> **Exercise task**
Your task is to repeat the lines below exactly, excluding any pictures they contain.
◆ ◆ ◆ ◆ ◆ ◆ ◆
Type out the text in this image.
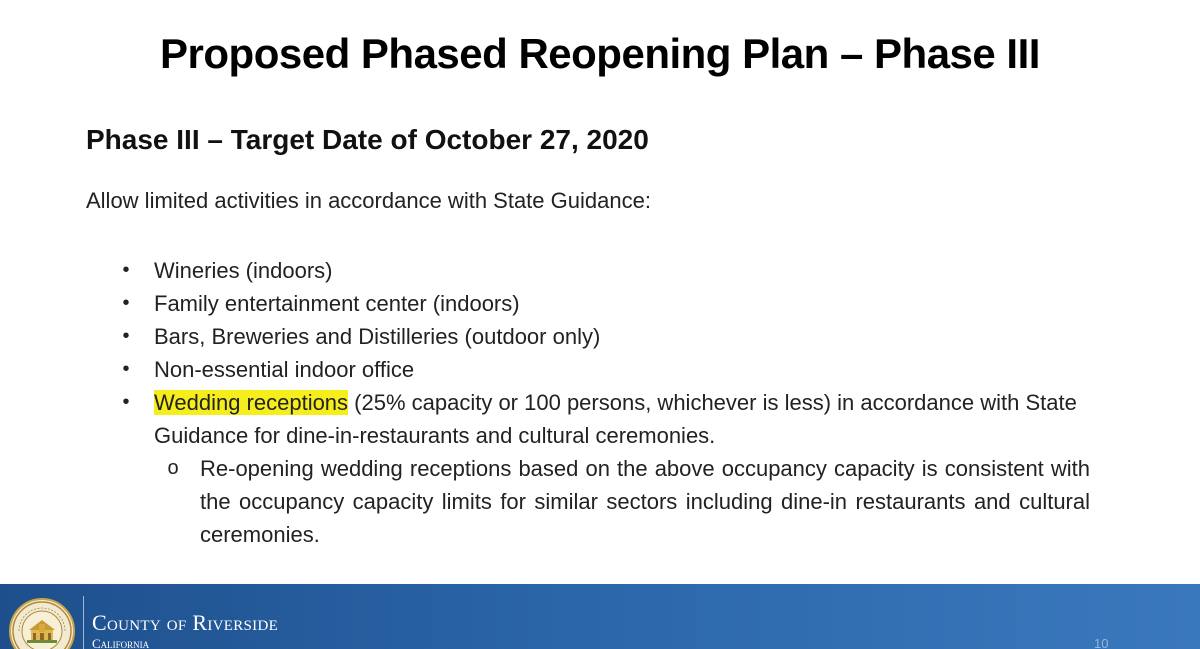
Proposed Phased Reopening Plan – Phase III
Phase III – Target Date of October 27, 2020
Allow limited activities in accordance with State Guidance:
• Wineries (indoors)
• Family entertainment center (indoors)
• Bars, Breweries and Distilleries (outdoor only)
• Non-essential indoor office
• Wedding receptions (25% capacity or 100 persons, whichever is less) in accordance with State Guidance for dine-in-restaurants and cultural ceremonies.
o Re-opening wedding receptions based on the above occupancy capacity is consistent with the occupancy capacity limits for similar sectors including dine-in restaurants and cultural ceremonies.
County of Riverside
California	10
◆ ◆ ◆ ◆ ◆ ◆ ◆
> **Answer to this problem**
Type out the text in this image.
Proposed Phased Reopening Plan – Phase III
Phase III – Target Date of October 27, 2020
Allow limited activities in accordance with State Guidance:
• Wineries (indoors)
• Family entertainment center (indoors)
• Bars, Breweries and Distilleries (outdoor only)
• Non-essential indoor office
• Wedding receptions (25% capacity or 100 persons, whichever is less) in accordance with State Guidance for dine-in-restaurants and cultural ceremonies.
o Re-opening wedding receptions based on the above occupancy capacity is consistent with the occupancy capacity limits for similar sectors including dine-in restaurants and cultural ceremonies.
County of Riverside
California	10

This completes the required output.